-- begin Record list --

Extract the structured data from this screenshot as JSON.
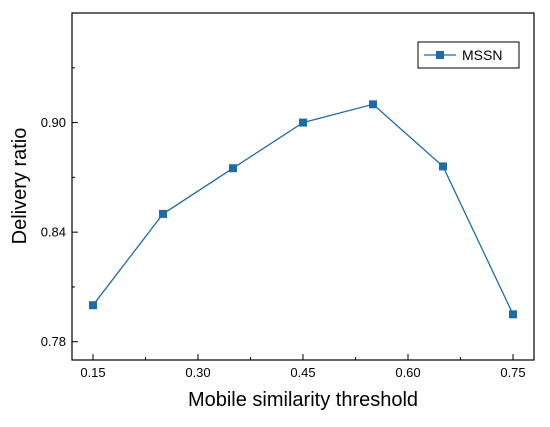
{
  "chart_data": {
    "type": "line",
    "title": "",
    "xlabel": "Mobile similarity threshold",
    "ylabel": "Delivery ratio",
    "xlim": [
      0.12,
      0.78
    ],
    "ylim": [
      0.77,
      0.96
    ],
    "xticks": [
      0.15,
      0.3,
      0.45,
      0.6,
      0.75
    ],
    "xtick_labels": [
      "0.15",
      "0.30",
      "0.45",
      "0.60",
      "0.75"
    ],
    "yticks": [
      0.78,
      0.84,
      0.9
    ],
    "ytick_labels": [
      "0.78",
      "0.84",
      "0.90"
    ],
    "grid": false,
    "legend_position": "top-right",
    "series": [
      {
        "name": "MSSN",
        "color": "#1f6ba5",
        "marker": "square",
        "x": [
          0.15,
          0.25,
          0.35,
          0.45,
          0.55,
          0.65,
          0.75
        ],
        "y": [
          0.8,
          0.85,
          0.875,
          0.9,
          0.91,
          0.876,
          0.795
        ]
      }
    ]
  }
}
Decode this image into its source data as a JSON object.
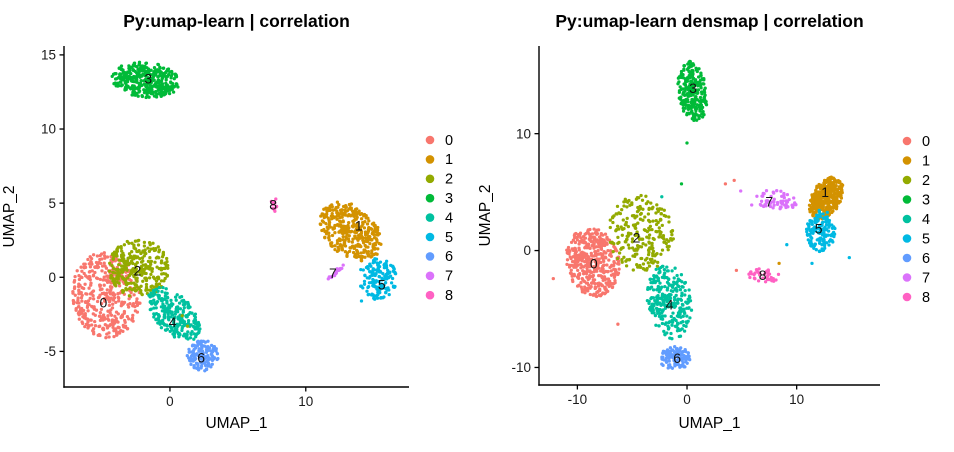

-- end Record list --

### Given instruction
Go through the listing above and write it all out exactly, leaving out any picture.

### Full response
Extract the structured data from this screenshot as JSON.
{
  "chart_data": {
    "type": "line",
    "title": "",
    "xlabel": "Mobile similarity threshold",
    "ylabel": "Delivery ratio",
    "xlim": [
      0.12,
      0.78
    ],
    "ylim": [
      0.77,
      0.96
    ],
    "xticks": [
      0.15,
      0.3,
      0.45,
      0.6,
      0.75
    ],
    "xtick_labels": [
      "0.15",
      "0.30",
      "0.45",
      "0.60",
      "0.75"
    ],
    "yticks": [
      0.78,
      0.84,
      0.9
    ],
    "ytick_labels": [
      "0.78",
      "0.84",
      "0.90"
    ],
    "grid": false,
    "legend_position": "top-right",
    "series": [
      {
        "name": "MSSN",
        "color": "#1f6ba5",
        "marker": "square",
        "x": [
          0.15,
          0.25,
          0.35,
          0.45,
          0.55,
          0.65,
          0.75
        ],
        "y": [
          0.8,
          0.85,
          0.875,
          0.9,
          0.91,
          0.876,
          0.795
        ]
      }
    ]
  }
}
Decode this image into its source data as a JSON object.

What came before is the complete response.